▸ **THE PROBLEM**:
Provide only the number of lines in the records below that include "this".

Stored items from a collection
══════════════════════════════

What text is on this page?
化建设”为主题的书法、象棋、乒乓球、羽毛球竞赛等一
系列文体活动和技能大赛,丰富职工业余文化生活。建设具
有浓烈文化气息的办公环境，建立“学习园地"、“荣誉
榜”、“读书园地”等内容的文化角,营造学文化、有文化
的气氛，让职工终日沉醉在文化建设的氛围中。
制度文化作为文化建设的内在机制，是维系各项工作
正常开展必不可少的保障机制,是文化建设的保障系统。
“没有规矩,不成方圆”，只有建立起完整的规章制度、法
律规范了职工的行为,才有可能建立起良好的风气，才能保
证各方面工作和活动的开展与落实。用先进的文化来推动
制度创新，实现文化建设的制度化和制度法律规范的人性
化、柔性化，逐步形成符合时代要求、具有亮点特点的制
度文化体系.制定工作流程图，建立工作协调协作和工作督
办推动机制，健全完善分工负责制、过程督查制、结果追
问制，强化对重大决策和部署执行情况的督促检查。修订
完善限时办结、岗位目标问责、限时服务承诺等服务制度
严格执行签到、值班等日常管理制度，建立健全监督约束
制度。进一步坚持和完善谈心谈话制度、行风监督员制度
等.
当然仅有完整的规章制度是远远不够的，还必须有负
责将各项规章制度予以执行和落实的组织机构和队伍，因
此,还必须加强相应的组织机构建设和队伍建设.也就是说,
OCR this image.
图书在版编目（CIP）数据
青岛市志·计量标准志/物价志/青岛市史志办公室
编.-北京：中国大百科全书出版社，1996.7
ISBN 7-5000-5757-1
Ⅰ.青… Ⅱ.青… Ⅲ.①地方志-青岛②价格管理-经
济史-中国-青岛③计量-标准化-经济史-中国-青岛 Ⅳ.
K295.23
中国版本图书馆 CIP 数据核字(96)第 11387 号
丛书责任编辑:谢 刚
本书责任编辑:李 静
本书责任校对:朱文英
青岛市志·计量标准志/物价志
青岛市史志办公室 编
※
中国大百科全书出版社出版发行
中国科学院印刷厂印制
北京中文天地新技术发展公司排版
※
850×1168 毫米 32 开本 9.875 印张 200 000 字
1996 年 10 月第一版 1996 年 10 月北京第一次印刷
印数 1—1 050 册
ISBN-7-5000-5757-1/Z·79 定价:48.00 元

══════════════════════════════

▸ **WRITTEN SOLUTION**:
2